- _Goal_
Scan the data below and report how many lines include the word "Home". Nothing else is wanted.

--- Data shown ---

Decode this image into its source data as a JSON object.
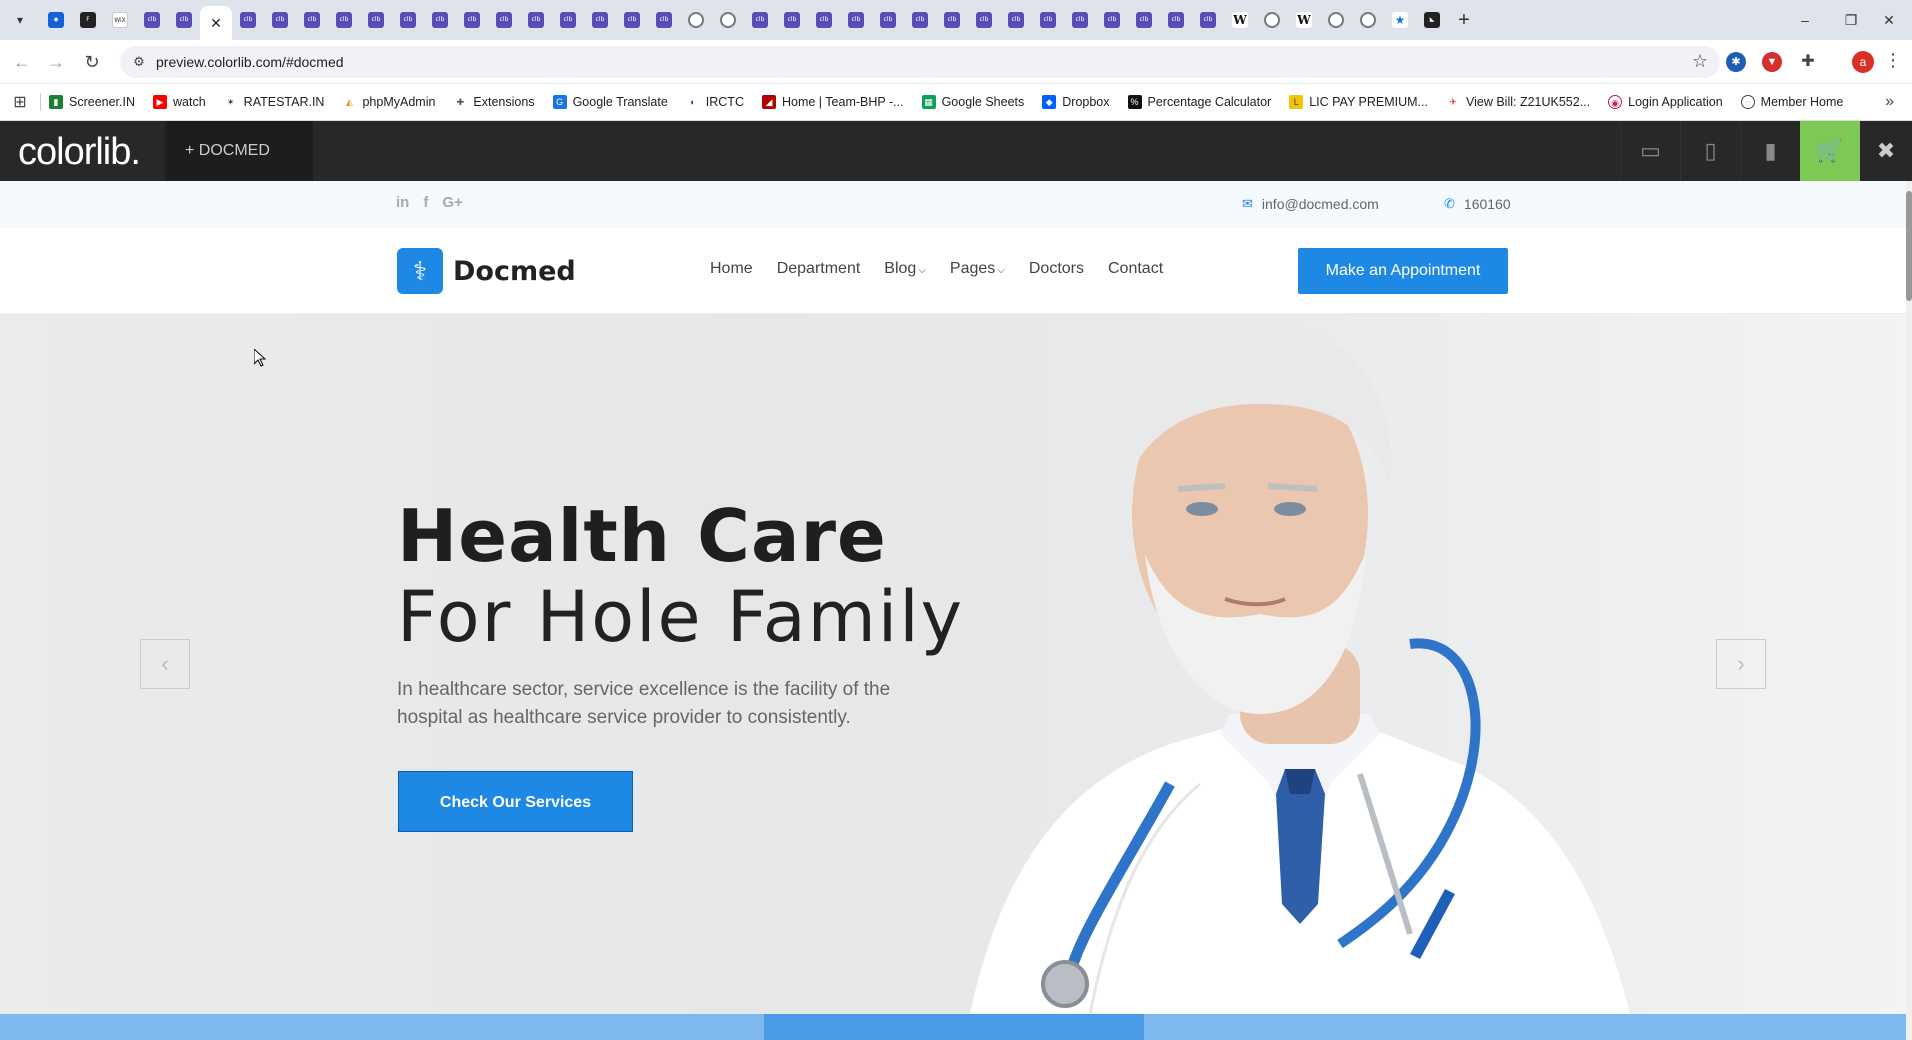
{
  "browser": {
    "active_tab_close": "✕",
    "new_tab": "+",
    "url": "preview.colorlib.com/#docmed",
    "window_controls": [
      "–",
      "❐",
      "✕"
    ],
    "profile_initial": "a"
  },
  "bookmarks": [
    {
      "label": "Screener.IN",
      "color": "#1a7f37",
      "icon": "chart-icon"
    },
    {
      "label": "watch",
      "color": "#ff0000",
      "icon": "youtube-icon"
    },
    {
      "label": "RATESTAR.IN",
      "color": "#333333",
      "icon": "star-icon"
    },
    {
      "label": "phpMyAdmin",
      "color": "#e48a00",
      "icon": "php-icon"
    },
    {
      "label": "Extensions",
      "color": "#555555",
      "icon": "puzzle-icon"
    },
    {
      "label": "Google Translate",
      "color": "#1a73e8",
      "icon": "translate-icon"
    },
    {
      "label": "IRCTC",
      "color": "#1c3f94",
      "icon": "train-icon"
    },
    {
      "label": "Home | Team-BHP -...",
      "color": "#b00000",
      "icon": "bhp-icon"
    },
    {
      "label": "Google Sheets",
      "color": "#0f9d58",
      "icon": "sheets-icon"
    },
    {
      "label": "Dropbox",
      "color": "#0061fe",
      "icon": "dropbox-icon"
    },
    {
      "label": "Percentage Calculator",
      "color": "#111111",
      "icon": "percent-icon"
    },
    {
      "label": "LIC PAY PREMIUM...",
      "color": "#f5c400",
      "icon": "lic-icon"
    },
    {
      "label": "View Bill: Z21UK552...",
      "color": "#d32f2f",
      "icon": "bill-icon"
    },
    {
      "label": "Login Application",
      "color": "#c2185b",
      "icon": "login-icon"
    },
    {
      "label": "Member Home",
      "color": "#444444",
      "icon": "globe-icon"
    }
  ],
  "colorlib": {
    "logo": "colorlib.",
    "theme_label": "+ DOCMED"
  },
  "site": {
    "email": "info@docmed.com",
    "phone": "160160",
    "brand": "Docmed",
    "menu": [
      "Home",
      "Department",
      "Blog",
      "Pages",
      "Doctors",
      "Contact"
    ],
    "appointment": "Make an Appointment",
    "hero": {
      "title": "Health Care",
      "subtitle": "For Hole Family",
      "description": "In healthcare sector, service excellence is the facility of the hospital as healthcare service provider to consistently.",
      "button": "Check Our Services"
    }
  },
  "colors": {
    "accent": "#1e88e5",
    "cart_green": "#7ec855",
    "colorlib_bar": "#282828"
  }
}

---

- _Solution for this exercise_
3